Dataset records
-- -- --
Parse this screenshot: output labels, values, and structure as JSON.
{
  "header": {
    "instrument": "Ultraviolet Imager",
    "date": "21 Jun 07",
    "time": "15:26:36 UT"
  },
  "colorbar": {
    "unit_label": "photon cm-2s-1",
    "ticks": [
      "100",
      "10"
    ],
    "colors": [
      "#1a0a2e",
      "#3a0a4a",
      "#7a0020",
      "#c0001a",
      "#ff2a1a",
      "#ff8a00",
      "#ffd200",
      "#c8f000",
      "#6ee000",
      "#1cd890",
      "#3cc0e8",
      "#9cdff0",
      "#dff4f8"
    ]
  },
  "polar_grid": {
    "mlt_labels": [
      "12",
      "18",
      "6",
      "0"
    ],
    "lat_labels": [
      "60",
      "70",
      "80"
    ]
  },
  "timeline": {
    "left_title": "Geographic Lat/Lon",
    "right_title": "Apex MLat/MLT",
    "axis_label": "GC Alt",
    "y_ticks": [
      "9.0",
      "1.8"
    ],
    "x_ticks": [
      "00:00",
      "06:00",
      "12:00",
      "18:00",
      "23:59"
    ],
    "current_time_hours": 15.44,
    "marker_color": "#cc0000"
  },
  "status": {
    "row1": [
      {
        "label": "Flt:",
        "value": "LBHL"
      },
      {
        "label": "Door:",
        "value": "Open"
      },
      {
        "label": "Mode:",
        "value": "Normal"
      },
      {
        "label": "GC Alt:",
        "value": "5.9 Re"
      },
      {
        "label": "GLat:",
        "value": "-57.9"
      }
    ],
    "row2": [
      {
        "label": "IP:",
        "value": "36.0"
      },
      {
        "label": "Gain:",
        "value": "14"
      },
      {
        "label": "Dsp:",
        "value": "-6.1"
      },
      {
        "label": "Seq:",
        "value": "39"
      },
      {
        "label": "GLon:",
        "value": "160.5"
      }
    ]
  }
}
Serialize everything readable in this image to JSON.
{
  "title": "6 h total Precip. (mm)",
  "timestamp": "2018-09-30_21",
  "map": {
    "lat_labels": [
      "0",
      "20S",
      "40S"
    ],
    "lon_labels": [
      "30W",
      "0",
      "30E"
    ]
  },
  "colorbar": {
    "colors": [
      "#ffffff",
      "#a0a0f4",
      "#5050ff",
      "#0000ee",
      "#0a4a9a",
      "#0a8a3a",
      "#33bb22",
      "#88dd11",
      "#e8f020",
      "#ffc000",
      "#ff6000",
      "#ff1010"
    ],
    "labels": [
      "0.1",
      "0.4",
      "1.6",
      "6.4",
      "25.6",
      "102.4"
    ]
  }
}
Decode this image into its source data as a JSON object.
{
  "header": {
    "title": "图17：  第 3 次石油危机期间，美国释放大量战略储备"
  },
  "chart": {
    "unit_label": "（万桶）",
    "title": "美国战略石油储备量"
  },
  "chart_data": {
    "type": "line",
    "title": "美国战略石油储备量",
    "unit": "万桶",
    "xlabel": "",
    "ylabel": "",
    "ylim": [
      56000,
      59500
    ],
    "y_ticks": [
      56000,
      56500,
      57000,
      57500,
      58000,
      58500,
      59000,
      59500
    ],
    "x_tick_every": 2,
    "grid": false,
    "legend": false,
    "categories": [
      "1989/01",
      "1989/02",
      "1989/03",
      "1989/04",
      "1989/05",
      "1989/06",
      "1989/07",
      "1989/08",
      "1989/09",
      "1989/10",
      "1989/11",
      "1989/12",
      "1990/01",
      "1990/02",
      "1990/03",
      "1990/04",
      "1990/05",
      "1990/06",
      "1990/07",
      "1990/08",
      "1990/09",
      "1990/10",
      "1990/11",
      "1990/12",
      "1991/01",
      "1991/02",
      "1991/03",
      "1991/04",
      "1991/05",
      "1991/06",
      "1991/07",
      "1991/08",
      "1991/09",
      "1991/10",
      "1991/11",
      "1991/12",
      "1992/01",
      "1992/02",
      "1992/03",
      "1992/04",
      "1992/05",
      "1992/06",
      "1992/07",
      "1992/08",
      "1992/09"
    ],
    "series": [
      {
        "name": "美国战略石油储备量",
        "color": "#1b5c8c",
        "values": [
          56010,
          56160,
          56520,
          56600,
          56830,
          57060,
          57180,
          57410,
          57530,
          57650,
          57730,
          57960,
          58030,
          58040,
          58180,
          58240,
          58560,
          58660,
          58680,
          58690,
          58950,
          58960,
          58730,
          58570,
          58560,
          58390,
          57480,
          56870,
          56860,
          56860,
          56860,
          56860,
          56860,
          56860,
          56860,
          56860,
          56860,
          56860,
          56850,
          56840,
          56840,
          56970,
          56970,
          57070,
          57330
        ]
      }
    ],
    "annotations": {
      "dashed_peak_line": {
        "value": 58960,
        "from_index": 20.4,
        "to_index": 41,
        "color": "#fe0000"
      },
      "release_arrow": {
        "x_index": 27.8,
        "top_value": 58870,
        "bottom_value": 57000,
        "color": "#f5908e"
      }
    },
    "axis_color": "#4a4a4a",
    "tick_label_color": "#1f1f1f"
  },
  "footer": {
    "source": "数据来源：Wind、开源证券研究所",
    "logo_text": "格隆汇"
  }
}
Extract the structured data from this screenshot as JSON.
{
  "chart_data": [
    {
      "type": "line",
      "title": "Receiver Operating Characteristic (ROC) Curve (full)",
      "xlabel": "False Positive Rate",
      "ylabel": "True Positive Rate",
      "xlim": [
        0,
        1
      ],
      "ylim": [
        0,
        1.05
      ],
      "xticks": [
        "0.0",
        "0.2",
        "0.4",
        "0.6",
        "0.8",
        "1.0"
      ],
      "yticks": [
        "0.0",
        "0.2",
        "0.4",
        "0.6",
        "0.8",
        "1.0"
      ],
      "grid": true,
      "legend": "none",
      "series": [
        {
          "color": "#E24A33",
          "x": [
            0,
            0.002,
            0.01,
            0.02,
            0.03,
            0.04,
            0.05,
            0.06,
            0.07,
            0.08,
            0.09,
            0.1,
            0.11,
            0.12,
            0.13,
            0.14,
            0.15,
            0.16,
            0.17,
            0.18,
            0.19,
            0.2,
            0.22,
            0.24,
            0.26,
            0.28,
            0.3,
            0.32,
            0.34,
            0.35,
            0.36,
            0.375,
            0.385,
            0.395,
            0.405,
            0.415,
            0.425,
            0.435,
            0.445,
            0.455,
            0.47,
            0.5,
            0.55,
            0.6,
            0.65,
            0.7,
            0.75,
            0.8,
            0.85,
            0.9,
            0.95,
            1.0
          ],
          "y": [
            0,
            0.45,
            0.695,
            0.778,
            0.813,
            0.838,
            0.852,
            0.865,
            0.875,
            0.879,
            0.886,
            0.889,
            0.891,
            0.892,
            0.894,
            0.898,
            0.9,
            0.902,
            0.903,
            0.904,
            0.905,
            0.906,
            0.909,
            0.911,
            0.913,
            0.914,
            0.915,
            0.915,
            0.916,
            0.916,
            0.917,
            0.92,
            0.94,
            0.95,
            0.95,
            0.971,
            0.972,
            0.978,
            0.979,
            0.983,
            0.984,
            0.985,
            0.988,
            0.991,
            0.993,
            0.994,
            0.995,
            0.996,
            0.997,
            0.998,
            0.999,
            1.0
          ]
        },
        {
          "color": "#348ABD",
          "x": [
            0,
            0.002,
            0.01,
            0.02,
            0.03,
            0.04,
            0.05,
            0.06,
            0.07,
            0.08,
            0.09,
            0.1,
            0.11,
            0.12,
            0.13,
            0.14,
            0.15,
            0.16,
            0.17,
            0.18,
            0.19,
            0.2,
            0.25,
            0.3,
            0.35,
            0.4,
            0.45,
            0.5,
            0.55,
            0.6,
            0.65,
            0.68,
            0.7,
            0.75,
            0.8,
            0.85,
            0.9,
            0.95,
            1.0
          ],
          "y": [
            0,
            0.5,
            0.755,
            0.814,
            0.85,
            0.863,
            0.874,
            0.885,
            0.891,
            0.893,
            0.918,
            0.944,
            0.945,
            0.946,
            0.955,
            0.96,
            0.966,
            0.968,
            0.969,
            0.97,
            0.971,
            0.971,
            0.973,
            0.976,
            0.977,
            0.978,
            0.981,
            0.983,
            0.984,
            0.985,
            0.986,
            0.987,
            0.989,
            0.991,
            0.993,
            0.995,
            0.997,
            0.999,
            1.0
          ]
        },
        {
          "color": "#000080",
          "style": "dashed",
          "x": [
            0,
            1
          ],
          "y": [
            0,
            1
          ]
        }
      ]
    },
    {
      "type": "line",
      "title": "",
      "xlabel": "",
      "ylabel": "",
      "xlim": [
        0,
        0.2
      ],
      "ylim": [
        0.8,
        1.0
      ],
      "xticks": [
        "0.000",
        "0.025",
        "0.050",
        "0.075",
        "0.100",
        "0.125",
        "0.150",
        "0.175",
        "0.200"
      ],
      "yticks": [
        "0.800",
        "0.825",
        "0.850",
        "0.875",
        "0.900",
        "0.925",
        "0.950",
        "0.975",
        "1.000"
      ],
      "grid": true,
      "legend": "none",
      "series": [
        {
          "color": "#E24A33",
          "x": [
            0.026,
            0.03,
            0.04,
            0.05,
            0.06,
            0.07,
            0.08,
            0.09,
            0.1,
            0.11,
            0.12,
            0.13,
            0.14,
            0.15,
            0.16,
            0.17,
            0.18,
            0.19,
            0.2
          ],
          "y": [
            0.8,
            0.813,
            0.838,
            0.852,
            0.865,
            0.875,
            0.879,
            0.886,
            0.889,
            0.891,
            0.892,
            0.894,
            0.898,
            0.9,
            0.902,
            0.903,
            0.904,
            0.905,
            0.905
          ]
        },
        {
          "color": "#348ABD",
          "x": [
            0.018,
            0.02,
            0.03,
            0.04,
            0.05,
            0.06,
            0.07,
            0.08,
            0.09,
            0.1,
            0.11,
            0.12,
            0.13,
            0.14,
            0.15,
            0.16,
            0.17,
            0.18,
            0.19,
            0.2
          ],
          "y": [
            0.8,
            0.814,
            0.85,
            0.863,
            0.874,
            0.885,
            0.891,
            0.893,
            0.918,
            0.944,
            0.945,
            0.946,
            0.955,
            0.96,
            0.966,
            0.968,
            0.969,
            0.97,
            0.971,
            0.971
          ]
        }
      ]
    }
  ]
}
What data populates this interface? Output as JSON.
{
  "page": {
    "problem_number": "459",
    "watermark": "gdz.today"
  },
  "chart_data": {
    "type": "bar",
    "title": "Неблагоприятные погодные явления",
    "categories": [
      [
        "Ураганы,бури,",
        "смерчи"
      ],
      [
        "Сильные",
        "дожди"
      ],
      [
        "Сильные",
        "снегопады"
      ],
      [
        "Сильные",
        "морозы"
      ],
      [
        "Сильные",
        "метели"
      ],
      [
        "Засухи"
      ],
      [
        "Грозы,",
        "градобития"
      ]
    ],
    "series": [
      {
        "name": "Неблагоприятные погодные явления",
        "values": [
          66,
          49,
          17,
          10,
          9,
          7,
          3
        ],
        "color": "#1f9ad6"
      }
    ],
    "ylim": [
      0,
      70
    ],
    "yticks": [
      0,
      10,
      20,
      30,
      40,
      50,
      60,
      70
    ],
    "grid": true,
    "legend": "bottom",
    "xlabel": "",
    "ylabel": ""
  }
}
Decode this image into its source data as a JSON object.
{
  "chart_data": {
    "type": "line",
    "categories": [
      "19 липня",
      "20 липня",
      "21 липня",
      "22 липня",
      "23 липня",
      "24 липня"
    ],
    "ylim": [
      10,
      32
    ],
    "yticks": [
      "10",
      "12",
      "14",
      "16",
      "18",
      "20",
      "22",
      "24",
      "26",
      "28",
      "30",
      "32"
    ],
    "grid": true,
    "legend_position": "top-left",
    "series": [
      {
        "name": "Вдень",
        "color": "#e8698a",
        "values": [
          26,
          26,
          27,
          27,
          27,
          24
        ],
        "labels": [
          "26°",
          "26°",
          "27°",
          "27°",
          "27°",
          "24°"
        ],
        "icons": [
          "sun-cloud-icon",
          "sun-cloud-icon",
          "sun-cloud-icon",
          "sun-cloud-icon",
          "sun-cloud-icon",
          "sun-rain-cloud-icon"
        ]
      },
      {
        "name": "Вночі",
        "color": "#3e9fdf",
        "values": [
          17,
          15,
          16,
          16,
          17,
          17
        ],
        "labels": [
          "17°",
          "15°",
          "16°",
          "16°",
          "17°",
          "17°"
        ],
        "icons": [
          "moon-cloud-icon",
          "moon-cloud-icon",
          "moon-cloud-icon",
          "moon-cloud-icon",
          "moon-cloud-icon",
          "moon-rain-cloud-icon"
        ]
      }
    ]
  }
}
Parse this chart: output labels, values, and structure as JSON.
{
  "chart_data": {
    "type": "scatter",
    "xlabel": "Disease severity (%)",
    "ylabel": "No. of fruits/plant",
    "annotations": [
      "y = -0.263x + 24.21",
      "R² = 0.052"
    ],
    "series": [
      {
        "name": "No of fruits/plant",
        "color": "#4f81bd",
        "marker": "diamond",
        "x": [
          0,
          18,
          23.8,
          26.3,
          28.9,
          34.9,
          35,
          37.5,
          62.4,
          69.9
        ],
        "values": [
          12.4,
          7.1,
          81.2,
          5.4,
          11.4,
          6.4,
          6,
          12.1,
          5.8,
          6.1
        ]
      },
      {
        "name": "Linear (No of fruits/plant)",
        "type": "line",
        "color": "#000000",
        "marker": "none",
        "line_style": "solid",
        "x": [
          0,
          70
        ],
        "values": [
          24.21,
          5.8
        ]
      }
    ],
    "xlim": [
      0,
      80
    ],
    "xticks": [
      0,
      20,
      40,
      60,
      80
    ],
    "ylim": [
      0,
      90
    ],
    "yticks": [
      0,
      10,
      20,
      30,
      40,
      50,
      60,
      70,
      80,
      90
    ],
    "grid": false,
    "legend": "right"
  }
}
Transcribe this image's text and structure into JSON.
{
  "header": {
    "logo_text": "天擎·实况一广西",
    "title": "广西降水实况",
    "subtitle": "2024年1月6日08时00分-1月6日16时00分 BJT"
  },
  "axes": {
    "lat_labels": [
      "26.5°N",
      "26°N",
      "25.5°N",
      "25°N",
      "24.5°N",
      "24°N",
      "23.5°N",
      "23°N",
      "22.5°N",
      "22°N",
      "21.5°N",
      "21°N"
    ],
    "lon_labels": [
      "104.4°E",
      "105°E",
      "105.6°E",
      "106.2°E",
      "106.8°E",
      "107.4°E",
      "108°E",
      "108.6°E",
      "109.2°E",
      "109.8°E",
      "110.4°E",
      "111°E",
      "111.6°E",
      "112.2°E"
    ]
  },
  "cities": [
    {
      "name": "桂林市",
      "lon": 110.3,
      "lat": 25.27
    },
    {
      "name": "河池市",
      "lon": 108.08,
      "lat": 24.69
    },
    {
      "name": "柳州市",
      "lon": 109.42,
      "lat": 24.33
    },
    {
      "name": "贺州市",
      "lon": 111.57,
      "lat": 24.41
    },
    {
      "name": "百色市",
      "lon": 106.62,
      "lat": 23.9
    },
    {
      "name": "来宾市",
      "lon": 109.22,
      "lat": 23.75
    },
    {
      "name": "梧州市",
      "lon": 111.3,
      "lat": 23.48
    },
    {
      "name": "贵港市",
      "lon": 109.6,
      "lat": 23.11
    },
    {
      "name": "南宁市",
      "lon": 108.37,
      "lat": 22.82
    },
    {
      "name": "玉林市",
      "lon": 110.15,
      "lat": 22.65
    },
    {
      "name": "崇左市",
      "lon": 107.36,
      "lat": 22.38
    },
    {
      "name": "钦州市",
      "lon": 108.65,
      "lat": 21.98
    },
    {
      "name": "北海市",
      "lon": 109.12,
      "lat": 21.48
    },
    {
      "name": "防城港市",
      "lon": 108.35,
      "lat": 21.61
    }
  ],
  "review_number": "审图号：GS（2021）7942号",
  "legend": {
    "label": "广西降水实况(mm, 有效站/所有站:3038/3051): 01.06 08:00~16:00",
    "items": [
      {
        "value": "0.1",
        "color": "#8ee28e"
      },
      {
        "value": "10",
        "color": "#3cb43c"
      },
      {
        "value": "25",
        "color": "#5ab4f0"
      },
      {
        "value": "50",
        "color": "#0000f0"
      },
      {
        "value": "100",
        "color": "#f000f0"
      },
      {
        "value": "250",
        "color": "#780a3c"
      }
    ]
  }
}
-- -- --
__Problem to solve__: Quote verbatim the line containing "Transcribe this image's" and every line after it through the end of the records above.

__Task answer__:
Transcribe this image's text and structure into JSON.
{
  "header": {
    "logo_text": "天擎·实况一广西",
    "title": "广西降水实况",
    "subtitle": "2024年1月6日08时00分-1月6日16时00分 BJT"
  },
  "axes": {
    "lat_labels": [
      "26.5°N",
      "26°N",
      "25.5°N",
      "25°N",
      "24.5°N",
      "24°N",
      "23.5°N",
      "23°N",
      "22.5°N",
      "22°N",
      "21.5°N",
      "21°N"
    ],
    "lon_labels": [
      "104.4°E",
      "105°E",
      "105.6°E",
      "106.2°E",
      "106.8°E",
      "107.4°E",
      "108°E",
      "108.6°E",
      "109.2°E",
      "109.8°E",
      "110.4°E",
      "111°E",
      "111.6°E",
      "112.2°E"
    ]
  },
  "cities": [
    {
      "name": "桂林市",
      "lon": 110.3,
      "lat": 25.27
    },
    {
      "name": "河池市",
      "lon": 108.08,
      "lat": 24.69
    },
    {
      "name": "柳州市",
      "lon": 109.42,
      "lat": 24.33
    },
    {
      "name": "贺州市",
      "lon": 111.57,
      "lat": 24.41
    },
    {
      "name": "百色市",
      "lon": 106.62,
      "lat": 23.9
    },
    {
      "name": "来宾市",
      "lon": 109.22,
      "lat": 23.75
    },
    {
      "name": "梧州市",
      "lon": 111.3,
      "lat": 23.48
    },
    {
      "name": "贵港市",
      "lon": 109.6,
      "lat": 23.11
    },
    {
      "name": "南宁市",
      "lon": 108.37,
      "lat": 22.82
    },
    {
      "name": "玉林市",
      "lon": 110.15,
      "lat": 22.65
    },
    {
      "name": "崇左市",
      "lon": 107.36,
      "lat": 22.38
    },
    {
      "name": "钦州市",
      "lon": 108.65,
      "lat": 21.98
    },
    {
      "name": "北海市",
      "lon": 109.12,
      "lat": 21.48
    },
    {
      "name": "防城港市",
      "lon": 108.35,
      "lat": 21.61
    }
  ],
  "review_number": "审图号：GS（2021）7942号",
  "legend": {
    "label": "广西降水实况(mm, 有效站/所有站:3038/3051): 01.06 08:00~16:00",
    "items": [
      {
        "value": "0.1",
        "color": "#8ee28e"
      },
      {
        "value": "10",
        "color": "#3cb43c"
      },
      {
        "value": "25",
        "color": "#5ab4f0"
      },
      {
        "value": "50",
        "color": "#0000f0"
      },
      {
        "value": "100",
        "color": "#f000f0"
      },
      {
        "value": "250",
        "color": "#780a3c"
      }
    ]
  }
}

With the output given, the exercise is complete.